____ DATA SUPPLIED

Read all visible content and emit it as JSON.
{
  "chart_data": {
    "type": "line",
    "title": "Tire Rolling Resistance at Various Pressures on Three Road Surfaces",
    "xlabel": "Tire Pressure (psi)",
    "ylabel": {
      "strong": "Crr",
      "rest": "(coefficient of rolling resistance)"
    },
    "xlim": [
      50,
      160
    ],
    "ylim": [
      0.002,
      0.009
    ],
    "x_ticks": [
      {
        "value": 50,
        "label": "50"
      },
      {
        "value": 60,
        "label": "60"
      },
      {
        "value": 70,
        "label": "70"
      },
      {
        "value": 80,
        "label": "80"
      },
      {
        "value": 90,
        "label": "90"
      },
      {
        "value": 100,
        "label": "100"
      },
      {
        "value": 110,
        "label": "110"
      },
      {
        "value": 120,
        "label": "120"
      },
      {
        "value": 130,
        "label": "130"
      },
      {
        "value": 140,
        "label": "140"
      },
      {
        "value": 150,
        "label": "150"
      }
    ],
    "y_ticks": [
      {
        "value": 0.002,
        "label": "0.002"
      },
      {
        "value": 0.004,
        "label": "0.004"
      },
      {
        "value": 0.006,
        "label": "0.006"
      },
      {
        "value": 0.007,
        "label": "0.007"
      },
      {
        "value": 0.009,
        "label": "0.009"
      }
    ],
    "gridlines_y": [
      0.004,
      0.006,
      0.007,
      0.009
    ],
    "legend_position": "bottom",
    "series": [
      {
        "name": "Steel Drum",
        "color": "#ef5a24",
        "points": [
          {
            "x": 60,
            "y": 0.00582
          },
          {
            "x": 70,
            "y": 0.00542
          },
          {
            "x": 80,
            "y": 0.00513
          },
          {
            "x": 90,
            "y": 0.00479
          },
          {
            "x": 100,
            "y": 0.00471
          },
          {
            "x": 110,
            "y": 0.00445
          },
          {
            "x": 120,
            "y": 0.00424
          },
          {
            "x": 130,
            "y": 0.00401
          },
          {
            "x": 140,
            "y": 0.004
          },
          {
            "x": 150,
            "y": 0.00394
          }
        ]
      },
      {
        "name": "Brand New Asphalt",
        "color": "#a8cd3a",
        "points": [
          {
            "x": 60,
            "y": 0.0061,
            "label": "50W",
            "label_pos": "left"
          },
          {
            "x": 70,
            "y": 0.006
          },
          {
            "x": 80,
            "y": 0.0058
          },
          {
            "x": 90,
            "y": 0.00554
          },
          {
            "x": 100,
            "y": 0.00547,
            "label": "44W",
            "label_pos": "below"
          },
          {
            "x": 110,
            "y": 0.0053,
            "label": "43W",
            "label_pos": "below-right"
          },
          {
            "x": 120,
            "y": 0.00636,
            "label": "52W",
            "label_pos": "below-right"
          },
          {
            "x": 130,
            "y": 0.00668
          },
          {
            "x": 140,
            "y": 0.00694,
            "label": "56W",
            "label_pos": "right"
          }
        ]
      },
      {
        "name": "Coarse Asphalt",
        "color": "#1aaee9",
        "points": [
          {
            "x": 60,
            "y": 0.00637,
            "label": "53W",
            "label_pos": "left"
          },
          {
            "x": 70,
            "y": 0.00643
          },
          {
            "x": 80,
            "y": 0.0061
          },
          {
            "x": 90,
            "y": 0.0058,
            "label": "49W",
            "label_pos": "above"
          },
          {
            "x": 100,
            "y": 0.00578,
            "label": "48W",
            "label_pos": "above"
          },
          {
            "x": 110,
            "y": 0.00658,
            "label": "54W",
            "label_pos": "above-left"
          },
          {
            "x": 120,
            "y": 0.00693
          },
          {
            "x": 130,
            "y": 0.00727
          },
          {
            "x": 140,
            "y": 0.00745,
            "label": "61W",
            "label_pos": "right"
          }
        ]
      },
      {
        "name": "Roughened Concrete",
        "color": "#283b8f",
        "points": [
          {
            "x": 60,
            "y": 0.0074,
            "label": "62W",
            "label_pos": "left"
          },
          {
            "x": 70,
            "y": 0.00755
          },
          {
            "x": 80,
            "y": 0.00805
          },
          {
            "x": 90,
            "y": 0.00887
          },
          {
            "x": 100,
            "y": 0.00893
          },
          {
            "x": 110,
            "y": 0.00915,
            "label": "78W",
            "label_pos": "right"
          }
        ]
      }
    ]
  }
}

________

● DIRECTION:
State only the count of lines above that hold the string "color".

● SOLUTION TO THE EXERCISE:
4